● **TASK TO COMPLETE**
Omit the images, then output each of the records below exactly.

● **Records excerpted from a collection**

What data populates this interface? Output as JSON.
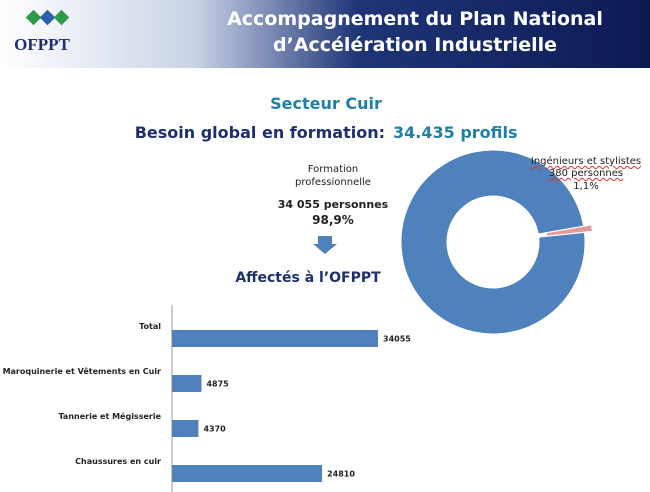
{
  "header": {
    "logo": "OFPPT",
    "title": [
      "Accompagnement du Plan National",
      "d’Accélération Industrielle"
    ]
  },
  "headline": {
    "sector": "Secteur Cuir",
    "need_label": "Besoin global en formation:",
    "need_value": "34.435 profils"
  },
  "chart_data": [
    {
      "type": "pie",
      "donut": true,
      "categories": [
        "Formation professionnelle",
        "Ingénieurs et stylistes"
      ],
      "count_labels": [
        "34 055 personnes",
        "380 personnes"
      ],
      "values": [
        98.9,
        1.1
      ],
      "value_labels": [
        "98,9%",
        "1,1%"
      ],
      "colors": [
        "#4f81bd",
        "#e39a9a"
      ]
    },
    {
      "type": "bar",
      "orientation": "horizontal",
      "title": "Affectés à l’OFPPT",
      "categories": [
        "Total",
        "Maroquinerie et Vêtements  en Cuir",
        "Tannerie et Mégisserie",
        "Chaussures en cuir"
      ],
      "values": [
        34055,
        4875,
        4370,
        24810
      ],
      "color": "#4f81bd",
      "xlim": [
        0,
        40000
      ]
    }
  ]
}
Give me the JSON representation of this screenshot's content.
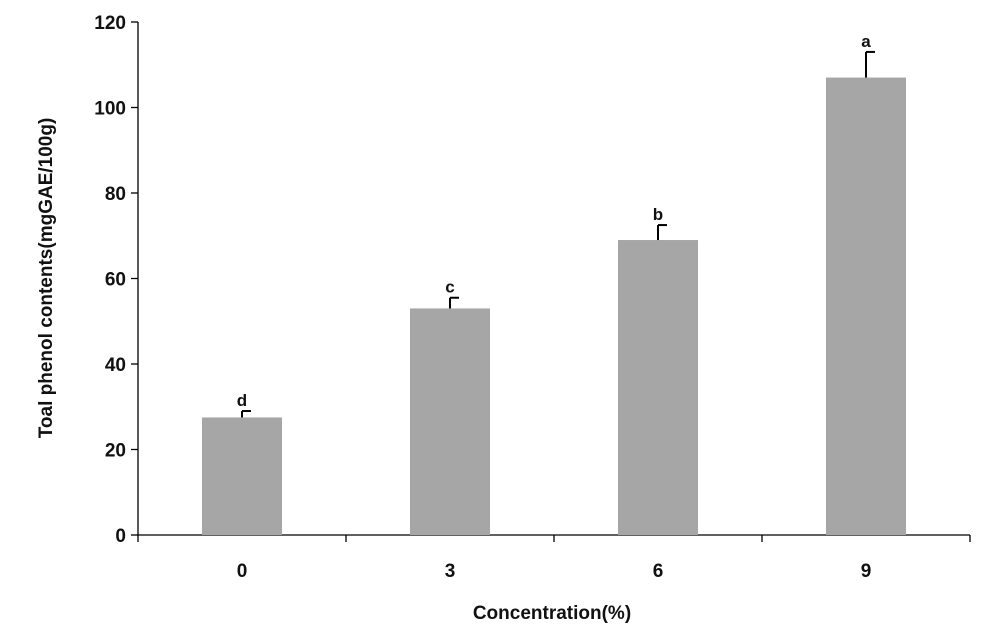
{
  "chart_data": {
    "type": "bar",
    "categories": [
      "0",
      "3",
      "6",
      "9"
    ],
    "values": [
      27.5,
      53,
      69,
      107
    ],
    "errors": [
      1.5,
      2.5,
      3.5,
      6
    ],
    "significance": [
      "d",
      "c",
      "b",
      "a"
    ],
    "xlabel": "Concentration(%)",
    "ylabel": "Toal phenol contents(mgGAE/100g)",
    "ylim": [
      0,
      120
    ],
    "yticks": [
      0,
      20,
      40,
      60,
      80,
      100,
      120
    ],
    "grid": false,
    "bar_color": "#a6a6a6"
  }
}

● **COMPLETED TASK**
What data populates this interface? Output as JSON.
{
  "header": {
    "logo": "OFPPT",
    "title": [
      "Accompagnement du Plan National",
      "d’Accélération Industrielle"
    ]
  },
  "headline": {
    "sector": "Secteur Cuir",
    "need_label": "Besoin global en formation:",
    "need_value": "34.435 profils"
  },
  "chart_data": [
    {
      "type": "pie",
      "donut": true,
      "categories": [
        "Formation professionnelle",
        "Ingénieurs et stylistes"
      ],
      "count_labels": [
        "34 055 personnes",
        "380 personnes"
      ],
      "values": [
        98.9,
        1.1
      ],
      "value_labels": [
        "98,9%",
        "1,1%"
      ],
      "colors": [
        "#4f81bd",
        "#e39a9a"
      ]
    },
    {
      "type": "bar",
      "orientation": "horizontal",
      "title": "Affectés à l’OFPPT",
      "categories": [
        "Total",
        "Maroquinerie et Vêtements  en Cuir",
        "Tannerie et Mégisserie",
        "Chaussures en cuir"
      ],
      "values": [
        34055,
        4875,
        4370,
        24810
      ],
      "color": "#4f81bd",
      "xlim": [
        0,
        40000
      ]
    }
  ]
}
Give me the JSON representation of this screenshot's content.
{
  "chart_data": {
    "type": "bar",
    "categories": [
      "0",
      "3",
      "6",
      "9"
    ],
    "values": [
      27.5,
      53,
      69,
      107
    ],
    "errors": [
      1.5,
      2.5,
      3.5,
      6
    ],
    "significance": [
      "d",
      "c",
      "b",
      "a"
    ],
    "xlabel": "Concentration(%)",
    "ylabel": "Toal phenol contents(mgGAE/100g)",
    "ylim": [
      0,
      120
    ],
    "yticks": [
      0,
      20,
      40,
      60,
      80,
      100,
      120
    ],
    "grid": false,
    "bar_color": "#a6a6a6"
  }
}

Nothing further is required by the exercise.